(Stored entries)
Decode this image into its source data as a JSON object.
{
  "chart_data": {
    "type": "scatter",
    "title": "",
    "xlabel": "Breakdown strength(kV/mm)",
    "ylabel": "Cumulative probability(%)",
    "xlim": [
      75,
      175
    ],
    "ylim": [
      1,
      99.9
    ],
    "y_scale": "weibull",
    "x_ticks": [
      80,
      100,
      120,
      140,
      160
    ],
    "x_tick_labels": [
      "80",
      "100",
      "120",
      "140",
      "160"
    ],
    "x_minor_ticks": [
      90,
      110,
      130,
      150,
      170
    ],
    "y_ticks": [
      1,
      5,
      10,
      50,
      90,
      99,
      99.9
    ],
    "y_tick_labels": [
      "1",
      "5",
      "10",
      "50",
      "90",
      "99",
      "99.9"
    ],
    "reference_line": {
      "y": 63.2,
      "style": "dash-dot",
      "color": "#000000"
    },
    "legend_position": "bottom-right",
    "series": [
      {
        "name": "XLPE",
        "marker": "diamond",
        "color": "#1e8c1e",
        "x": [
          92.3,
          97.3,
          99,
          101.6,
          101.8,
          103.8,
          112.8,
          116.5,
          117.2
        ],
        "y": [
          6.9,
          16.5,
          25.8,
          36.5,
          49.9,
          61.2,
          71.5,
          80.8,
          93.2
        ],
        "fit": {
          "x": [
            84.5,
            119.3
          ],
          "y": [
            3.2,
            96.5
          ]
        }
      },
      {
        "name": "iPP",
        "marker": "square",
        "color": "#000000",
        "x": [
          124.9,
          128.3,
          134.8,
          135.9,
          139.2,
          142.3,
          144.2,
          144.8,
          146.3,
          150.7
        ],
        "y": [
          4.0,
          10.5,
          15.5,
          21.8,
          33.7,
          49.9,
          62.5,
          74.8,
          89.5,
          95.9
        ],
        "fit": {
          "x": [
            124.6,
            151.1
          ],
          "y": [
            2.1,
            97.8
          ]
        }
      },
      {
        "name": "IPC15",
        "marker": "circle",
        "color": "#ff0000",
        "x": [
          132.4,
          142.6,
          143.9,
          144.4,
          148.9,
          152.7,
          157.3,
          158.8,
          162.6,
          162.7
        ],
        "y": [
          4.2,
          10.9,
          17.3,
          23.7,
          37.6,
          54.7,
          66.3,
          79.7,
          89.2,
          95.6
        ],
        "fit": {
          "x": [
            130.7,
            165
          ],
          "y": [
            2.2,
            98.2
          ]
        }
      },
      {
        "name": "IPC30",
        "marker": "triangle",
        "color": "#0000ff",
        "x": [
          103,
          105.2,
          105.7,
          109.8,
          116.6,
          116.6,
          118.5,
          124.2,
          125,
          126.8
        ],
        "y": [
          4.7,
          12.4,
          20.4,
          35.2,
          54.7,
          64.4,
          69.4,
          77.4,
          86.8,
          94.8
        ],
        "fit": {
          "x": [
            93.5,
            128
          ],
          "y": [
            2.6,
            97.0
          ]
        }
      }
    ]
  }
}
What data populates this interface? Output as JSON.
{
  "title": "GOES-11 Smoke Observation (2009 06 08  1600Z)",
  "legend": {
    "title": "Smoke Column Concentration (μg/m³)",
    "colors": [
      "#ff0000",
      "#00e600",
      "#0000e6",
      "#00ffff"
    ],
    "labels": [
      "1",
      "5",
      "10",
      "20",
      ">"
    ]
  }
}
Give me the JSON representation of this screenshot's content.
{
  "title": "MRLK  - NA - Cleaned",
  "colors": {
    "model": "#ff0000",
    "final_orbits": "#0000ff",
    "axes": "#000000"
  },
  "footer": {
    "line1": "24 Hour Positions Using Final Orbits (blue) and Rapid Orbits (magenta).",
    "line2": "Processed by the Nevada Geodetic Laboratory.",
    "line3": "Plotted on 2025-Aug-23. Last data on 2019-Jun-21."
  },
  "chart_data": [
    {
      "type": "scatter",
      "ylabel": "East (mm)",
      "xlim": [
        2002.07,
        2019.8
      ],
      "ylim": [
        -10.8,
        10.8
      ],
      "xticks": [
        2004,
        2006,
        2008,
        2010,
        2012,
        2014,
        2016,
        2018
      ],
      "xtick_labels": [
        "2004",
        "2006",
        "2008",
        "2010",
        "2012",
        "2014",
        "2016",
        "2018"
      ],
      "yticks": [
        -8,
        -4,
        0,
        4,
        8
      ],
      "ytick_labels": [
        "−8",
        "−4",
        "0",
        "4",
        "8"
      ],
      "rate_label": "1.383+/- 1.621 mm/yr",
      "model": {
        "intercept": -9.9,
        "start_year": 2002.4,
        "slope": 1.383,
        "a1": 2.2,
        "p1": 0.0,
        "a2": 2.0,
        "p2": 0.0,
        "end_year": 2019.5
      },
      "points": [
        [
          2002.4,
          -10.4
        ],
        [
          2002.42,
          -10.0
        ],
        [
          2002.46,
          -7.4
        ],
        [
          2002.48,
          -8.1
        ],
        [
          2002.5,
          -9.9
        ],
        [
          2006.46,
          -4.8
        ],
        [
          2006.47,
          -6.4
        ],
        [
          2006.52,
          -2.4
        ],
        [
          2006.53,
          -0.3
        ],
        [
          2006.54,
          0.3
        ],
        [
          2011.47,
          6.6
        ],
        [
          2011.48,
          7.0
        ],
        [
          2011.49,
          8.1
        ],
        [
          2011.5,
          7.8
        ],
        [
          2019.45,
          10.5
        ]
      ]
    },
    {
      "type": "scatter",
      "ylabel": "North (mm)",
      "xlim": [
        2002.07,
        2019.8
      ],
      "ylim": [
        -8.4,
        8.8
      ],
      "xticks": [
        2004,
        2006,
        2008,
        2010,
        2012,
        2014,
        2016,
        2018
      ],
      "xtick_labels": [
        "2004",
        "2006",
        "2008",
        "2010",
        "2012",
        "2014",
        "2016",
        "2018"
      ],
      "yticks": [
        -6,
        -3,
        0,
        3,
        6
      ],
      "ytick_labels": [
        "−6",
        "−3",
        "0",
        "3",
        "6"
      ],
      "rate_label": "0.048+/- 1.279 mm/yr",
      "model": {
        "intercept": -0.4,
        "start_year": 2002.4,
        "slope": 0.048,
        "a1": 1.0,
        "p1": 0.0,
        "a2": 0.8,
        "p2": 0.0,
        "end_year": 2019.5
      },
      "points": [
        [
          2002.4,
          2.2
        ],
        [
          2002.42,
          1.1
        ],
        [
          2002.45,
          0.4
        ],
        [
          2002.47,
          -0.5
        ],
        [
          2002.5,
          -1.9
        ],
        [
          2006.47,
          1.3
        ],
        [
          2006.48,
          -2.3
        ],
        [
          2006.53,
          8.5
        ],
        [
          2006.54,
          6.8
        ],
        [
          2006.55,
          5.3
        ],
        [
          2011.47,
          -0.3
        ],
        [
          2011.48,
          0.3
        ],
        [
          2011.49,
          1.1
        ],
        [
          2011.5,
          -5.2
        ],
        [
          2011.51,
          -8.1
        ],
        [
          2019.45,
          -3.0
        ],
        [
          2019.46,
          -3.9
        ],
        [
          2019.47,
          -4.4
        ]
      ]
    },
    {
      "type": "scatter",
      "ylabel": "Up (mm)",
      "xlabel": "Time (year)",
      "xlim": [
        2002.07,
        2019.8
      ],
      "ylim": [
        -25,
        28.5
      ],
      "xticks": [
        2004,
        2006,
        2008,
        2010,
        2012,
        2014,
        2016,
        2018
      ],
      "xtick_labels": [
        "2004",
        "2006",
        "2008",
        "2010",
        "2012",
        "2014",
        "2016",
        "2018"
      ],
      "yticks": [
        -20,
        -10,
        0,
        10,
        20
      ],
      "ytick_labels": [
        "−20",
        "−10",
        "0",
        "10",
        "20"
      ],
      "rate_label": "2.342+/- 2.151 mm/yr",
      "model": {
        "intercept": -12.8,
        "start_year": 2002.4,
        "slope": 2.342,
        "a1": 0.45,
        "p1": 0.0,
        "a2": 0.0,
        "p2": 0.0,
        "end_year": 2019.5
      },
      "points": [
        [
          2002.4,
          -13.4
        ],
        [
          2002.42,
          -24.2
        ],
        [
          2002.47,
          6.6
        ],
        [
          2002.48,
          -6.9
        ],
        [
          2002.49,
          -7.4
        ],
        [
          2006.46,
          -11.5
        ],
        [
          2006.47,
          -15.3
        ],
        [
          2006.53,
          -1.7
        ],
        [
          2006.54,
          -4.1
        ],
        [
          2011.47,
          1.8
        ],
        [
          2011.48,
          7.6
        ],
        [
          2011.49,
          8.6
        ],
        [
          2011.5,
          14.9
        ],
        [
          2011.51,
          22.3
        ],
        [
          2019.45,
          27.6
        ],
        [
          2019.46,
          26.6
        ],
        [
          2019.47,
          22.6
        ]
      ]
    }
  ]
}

TASK DIRECTIONS: Write out every line from the entries where "marker" appears.

FINISHED EXERCISE:
        "marker": "diamond",
        "marker": "square",
        "marker": "circle",
        "marker": "triangle",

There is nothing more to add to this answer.